* RECORDS PROVIDED *
--- START ---
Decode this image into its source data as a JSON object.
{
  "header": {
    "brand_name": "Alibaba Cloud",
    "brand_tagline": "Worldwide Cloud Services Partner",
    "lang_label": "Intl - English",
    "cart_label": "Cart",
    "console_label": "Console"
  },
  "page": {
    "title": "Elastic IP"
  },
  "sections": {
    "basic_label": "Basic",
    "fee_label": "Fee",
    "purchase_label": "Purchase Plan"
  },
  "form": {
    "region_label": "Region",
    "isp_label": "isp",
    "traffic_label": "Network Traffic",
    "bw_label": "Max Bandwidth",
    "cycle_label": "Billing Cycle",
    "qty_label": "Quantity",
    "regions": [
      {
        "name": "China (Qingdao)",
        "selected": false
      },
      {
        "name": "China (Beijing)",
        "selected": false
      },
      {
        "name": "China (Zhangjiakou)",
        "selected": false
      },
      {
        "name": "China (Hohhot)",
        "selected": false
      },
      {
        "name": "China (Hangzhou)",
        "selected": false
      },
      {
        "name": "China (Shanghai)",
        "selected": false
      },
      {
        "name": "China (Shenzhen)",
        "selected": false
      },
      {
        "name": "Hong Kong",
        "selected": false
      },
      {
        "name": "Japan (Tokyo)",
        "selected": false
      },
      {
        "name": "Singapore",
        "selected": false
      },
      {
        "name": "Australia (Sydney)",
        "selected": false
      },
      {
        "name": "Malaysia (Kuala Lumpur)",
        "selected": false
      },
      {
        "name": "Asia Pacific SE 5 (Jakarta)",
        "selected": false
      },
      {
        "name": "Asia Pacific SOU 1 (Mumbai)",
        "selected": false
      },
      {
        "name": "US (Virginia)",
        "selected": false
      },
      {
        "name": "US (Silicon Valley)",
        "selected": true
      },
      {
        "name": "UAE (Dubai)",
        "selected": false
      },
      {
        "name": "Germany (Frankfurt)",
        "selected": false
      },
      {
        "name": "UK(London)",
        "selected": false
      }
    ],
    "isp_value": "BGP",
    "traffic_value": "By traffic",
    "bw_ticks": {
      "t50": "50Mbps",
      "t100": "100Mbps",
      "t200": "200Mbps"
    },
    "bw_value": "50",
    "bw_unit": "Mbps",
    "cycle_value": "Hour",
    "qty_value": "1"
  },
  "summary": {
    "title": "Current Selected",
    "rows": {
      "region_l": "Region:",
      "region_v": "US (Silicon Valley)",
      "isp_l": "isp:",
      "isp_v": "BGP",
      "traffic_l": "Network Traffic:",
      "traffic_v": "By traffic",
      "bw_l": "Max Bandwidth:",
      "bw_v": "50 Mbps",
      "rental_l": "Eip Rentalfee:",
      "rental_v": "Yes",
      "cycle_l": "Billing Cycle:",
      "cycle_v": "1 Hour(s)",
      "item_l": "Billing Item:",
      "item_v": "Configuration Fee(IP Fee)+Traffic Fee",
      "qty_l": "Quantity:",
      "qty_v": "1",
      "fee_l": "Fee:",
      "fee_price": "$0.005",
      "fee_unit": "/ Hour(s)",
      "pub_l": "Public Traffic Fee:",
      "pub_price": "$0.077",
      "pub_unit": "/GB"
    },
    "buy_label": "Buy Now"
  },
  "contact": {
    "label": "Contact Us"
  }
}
--- END ---
* EXERCISE INSTRUCTIONS *
Reproduce the records above exactly as they appear.

* CORRECT OUTPUT *
Decode this image into its source data as a JSON object.
{
  "header": {
    "brand_name": "Alibaba Cloud",
    "brand_tagline": "Worldwide Cloud Services Partner",
    "lang_label": "Intl - English",
    "cart_label": "Cart",
    "console_label": "Console"
  },
  "page": {
    "title": "Elastic IP"
  },
  "sections": {
    "basic_label": "Basic",
    "fee_label": "Fee",
    "purchase_label": "Purchase Plan"
  },
  "form": {
    "region_label": "Region",
    "isp_label": "isp",
    "traffic_label": "Network Traffic",
    "bw_label": "Max Bandwidth",
    "cycle_label": "Billing Cycle",
    "qty_label": "Quantity",
    "regions": [
      {
        "name": "China (Qingdao)",
        "selected": false
      },
      {
        "name": "China (Beijing)",
        "selected": false
      },
      {
        "name": "China (Zhangjiakou)",
        "selected": false
      },
      {
        "name": "China (Hohhot)",
        "selected": false
      },
      {
        "name": "China (Hangzhou)",
        "selected": false
      },
      {
        "name": "China (Shanghai)",
        "selected": false
      },
      {
        "name": "China (Shenzhen)",
        "selected": false
      },
      {
        "name": "Hong Kong",
        "selected": false
      },
      {
        "name": "Japan (Tokyo)",
        "selected": false
      },
      {
        "name": "Singapore",
        "selected": false
      },
      {
        "name": "Australia (Sydney)",
        "selected": false
      },
      {
        "name": "Malaysia (Kuala Lumpur)",
        "selected": false
      },
      {
        "name": "Asia Pacific SE 5 (Jakarta)",
        "selected": false
      },
      {
        "name": "Asia Pacific SOU 1 (Mumbai)",
        "selected": false
      },
      {
        "name": "US (Virginia)",
        "selected": false
      },
      {
        "name": "US (Silicon Valley)",
        "selected": true
      },
      {
        "name": "UAE (Dubai)",
        "selected": false
      },
      {
        "name": "Germany (Frankfurt)",
        "selected": false
      },
      {
        "name": "UK(London)",
        "selected": false
      }
    ],
    "isp_value": "BGP",
    "traffic_value": "By traffic",
    "bw_ticks": {
      "t50": "50Mbps",
      "t100": "100Mbps",
      "t200": "200Mbps"
    },
    "bw_value": "50",
    "bw_unit": "Mbps",
    "cycle_value": "Hour",
    "qty_value": "1"
  },
  "summary": {
    "title": "Current Selected",
    "rows": {
      "region_l": "Region:",
      "region_v": "US (Silicon Valley)",
      "isp_l": "isp:",
      "isp_v": "BGP",
      "traffic_l": "Network Traffic:",
      "traffic_v": "By traffic",
      "bw_l": "Max Bandwidth:",
      "bw_v": "50 Mbps",
      "rental_l": "Eip Rentalfee:",
      "rental_v": "Yes",
      "cycle_l": "Billing Cycle:",
      "cycle_v": "1 Hour(s)",
      "item_l": "Billing Item:",
      "item_v": "Configuration Fee(IP Fee)+Traffic Fee",
      "qty_l": "Quantity:",
      "qty_v": "1",
      "fee_l": "Fee:",
      "fee_price": "$0.005",
      "fee_unit": "/ Hour(s)",
      "pub_l": "Public Traffic Fee:",
      "pub_price": "$0.077",
      "pub_unit": "/GB"
    },
    "buy_label": "Buy Now"
  },
  "contact": {
    "label": "Contact Us"
  }
}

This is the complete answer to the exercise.